>> Start Records to use

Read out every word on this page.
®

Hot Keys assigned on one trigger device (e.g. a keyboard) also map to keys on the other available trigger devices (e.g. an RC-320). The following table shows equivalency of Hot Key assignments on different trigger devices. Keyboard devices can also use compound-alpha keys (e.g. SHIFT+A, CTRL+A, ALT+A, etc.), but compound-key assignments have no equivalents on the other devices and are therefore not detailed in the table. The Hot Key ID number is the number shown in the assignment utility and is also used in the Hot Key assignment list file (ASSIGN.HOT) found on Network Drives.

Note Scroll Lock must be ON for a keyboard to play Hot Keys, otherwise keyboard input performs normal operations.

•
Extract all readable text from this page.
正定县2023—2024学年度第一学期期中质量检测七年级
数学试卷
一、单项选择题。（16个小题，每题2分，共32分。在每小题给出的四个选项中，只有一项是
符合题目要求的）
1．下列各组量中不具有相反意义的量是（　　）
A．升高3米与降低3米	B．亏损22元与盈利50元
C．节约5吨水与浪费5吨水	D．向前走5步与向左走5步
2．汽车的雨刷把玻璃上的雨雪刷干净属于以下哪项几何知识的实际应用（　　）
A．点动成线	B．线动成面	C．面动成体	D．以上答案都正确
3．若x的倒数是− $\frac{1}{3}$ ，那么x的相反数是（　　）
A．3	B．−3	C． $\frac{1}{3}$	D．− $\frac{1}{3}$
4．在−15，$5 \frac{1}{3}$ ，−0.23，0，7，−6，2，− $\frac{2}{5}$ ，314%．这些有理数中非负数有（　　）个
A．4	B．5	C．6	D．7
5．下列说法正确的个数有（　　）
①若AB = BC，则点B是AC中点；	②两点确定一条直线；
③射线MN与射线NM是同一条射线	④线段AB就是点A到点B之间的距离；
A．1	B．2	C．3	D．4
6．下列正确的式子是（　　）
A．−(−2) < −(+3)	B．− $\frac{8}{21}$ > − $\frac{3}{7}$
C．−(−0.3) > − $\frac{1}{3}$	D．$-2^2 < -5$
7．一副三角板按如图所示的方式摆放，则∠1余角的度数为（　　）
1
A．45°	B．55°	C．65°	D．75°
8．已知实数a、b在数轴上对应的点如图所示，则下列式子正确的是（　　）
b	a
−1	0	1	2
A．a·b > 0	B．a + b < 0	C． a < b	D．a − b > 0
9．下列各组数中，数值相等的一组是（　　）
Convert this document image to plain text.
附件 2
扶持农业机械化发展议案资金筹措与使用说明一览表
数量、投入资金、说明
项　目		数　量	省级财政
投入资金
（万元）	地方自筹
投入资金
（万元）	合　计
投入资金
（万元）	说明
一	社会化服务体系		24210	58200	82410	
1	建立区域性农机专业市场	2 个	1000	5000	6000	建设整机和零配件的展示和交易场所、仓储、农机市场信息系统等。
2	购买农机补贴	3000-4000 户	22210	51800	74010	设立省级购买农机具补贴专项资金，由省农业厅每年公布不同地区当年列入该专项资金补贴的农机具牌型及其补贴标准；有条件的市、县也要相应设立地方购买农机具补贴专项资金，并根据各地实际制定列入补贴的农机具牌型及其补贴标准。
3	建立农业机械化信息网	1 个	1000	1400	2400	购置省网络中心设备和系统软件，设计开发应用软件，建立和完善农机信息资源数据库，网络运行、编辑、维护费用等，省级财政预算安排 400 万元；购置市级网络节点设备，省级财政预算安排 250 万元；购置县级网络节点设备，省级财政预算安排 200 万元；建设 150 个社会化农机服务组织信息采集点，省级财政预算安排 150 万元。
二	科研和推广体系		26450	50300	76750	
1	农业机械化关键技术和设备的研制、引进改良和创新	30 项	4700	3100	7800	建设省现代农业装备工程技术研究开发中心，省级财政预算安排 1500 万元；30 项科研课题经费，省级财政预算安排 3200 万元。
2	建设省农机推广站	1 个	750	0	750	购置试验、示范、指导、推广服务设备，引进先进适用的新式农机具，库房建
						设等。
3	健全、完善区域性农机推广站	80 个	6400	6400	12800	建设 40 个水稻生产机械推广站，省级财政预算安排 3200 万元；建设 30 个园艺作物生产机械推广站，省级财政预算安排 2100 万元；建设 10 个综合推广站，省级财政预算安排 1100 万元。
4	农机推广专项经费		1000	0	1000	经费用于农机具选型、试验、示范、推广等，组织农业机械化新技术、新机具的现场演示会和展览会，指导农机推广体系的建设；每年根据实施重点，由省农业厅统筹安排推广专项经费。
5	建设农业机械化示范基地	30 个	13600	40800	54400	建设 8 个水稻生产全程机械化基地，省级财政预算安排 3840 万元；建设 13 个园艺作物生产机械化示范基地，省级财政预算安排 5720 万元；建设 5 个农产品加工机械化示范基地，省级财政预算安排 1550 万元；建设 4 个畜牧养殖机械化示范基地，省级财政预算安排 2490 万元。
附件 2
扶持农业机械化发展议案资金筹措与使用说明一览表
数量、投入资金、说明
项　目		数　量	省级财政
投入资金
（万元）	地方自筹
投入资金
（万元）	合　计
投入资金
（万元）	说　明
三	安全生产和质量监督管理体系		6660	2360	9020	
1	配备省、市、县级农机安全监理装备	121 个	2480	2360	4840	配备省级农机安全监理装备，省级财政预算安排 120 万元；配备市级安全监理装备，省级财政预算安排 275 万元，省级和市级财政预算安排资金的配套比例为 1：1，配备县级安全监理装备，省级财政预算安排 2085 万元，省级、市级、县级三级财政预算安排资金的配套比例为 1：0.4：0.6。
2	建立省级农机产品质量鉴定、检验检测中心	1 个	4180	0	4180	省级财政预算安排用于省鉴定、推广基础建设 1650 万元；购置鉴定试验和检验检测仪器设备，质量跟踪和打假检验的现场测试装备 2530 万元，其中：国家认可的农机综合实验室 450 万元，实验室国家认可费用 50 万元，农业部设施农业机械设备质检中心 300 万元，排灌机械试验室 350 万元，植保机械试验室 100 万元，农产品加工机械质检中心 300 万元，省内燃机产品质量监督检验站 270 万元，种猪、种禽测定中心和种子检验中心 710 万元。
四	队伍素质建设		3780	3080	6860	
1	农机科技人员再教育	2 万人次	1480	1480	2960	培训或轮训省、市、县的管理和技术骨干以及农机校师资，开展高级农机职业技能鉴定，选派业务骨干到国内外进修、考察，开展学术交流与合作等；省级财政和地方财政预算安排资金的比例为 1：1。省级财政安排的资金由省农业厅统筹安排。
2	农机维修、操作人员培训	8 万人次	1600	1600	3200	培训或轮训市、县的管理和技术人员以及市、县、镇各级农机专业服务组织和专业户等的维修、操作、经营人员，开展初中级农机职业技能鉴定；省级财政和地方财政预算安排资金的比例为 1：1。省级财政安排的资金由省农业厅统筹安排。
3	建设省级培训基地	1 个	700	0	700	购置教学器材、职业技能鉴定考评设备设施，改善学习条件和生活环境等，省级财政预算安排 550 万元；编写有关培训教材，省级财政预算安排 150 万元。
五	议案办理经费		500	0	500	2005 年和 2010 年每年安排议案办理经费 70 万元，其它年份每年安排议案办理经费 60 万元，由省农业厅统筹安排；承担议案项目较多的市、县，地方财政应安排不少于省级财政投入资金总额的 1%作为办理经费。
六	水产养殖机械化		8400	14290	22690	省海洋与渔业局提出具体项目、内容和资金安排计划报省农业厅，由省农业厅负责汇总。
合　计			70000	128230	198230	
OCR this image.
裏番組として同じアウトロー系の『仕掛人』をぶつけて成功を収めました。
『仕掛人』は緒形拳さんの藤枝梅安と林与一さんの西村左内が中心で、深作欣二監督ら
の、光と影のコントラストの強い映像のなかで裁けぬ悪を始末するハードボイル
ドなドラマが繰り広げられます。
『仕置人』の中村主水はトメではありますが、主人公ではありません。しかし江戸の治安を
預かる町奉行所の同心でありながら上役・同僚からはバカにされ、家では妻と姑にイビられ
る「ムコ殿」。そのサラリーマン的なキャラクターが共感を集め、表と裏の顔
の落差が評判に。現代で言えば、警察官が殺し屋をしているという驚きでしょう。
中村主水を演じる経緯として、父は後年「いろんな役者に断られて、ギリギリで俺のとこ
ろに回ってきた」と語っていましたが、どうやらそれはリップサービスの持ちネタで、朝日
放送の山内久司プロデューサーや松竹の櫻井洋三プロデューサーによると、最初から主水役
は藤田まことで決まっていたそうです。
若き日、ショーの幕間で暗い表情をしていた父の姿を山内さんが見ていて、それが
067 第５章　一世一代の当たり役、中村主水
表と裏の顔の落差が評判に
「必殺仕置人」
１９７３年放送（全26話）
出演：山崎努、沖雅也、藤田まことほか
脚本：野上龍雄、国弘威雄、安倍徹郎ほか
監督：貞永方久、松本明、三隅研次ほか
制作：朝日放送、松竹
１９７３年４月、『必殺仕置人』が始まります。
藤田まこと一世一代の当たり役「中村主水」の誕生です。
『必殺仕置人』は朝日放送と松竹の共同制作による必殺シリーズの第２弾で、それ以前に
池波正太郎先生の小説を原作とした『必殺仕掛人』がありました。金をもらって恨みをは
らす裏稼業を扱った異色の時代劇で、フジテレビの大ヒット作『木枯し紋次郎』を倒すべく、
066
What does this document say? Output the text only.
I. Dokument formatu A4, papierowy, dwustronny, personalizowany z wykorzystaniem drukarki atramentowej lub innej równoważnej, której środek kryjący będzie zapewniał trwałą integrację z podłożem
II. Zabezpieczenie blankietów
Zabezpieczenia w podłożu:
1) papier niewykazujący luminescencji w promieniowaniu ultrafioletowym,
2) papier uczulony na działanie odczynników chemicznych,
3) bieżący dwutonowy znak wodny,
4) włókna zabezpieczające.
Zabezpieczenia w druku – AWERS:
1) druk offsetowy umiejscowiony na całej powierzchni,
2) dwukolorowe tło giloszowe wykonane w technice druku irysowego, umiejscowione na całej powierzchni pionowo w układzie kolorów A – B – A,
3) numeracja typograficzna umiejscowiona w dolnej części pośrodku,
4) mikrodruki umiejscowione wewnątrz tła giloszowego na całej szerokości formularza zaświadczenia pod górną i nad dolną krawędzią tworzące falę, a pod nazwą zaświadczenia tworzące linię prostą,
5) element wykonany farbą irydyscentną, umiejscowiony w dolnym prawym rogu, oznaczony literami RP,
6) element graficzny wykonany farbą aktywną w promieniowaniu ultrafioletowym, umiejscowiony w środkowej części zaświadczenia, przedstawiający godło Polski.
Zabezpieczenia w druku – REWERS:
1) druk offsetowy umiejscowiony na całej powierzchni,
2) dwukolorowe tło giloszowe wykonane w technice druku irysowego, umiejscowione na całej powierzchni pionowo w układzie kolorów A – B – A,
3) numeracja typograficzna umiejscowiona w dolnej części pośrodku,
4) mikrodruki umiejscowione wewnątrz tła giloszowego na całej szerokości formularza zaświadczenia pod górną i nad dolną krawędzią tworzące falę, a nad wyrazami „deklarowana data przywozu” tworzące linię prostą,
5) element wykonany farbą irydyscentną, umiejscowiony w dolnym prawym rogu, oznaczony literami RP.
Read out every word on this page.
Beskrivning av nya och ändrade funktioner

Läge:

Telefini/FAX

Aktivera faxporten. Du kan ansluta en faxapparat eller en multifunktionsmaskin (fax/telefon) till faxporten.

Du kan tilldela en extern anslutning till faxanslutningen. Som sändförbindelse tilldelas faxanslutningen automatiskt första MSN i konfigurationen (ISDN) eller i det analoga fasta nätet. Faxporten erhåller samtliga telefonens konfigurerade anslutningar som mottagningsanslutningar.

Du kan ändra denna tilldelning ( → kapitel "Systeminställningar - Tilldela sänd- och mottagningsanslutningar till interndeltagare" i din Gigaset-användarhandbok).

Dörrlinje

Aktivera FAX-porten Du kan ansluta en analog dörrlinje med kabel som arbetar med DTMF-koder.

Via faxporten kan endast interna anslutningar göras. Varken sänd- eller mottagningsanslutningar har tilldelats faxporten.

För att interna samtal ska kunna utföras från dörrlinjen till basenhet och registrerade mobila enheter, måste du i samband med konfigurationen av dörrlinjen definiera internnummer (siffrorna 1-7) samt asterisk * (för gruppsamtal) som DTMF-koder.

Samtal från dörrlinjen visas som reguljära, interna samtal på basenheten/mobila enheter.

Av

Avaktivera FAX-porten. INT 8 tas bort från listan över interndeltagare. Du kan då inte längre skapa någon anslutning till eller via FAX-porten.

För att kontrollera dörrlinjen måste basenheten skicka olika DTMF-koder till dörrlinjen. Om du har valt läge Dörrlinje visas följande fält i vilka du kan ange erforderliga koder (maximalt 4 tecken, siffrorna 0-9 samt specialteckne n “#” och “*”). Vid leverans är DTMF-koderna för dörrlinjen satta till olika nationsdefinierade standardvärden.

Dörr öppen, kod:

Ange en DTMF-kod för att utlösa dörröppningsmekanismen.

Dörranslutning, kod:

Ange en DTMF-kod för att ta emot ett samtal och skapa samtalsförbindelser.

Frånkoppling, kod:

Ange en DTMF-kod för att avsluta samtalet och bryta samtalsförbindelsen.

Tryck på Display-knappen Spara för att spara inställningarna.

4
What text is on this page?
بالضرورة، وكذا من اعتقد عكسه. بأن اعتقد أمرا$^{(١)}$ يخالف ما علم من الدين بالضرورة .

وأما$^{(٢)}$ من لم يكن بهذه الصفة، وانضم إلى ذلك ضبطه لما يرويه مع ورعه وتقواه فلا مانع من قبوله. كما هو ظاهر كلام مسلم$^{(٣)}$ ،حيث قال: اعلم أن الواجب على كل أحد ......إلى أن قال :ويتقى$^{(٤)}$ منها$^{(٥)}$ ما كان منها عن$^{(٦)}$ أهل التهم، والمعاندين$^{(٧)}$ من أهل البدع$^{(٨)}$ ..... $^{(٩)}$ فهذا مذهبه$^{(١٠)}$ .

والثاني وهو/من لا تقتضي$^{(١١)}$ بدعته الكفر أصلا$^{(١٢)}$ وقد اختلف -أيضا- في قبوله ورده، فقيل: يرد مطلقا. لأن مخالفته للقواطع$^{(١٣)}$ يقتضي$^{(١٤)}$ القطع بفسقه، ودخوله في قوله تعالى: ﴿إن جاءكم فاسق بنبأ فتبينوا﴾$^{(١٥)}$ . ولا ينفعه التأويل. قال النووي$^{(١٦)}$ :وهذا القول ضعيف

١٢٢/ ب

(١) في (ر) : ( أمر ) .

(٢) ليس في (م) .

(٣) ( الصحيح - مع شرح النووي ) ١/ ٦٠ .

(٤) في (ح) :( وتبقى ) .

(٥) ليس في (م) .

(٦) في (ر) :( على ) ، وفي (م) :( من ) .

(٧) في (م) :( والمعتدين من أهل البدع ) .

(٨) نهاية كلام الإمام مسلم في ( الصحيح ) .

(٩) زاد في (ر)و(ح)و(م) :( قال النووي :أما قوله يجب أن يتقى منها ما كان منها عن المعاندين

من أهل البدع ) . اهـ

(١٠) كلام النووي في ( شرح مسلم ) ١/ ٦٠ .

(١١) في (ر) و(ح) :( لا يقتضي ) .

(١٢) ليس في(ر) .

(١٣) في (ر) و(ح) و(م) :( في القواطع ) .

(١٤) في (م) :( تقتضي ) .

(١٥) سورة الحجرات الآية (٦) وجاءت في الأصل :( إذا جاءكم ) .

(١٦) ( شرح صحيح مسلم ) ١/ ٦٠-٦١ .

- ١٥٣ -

>> End Records to use

• **Task brief**:
Return only the number of lines in the preceding records that contain the string "كلام".

• **The reply**:
3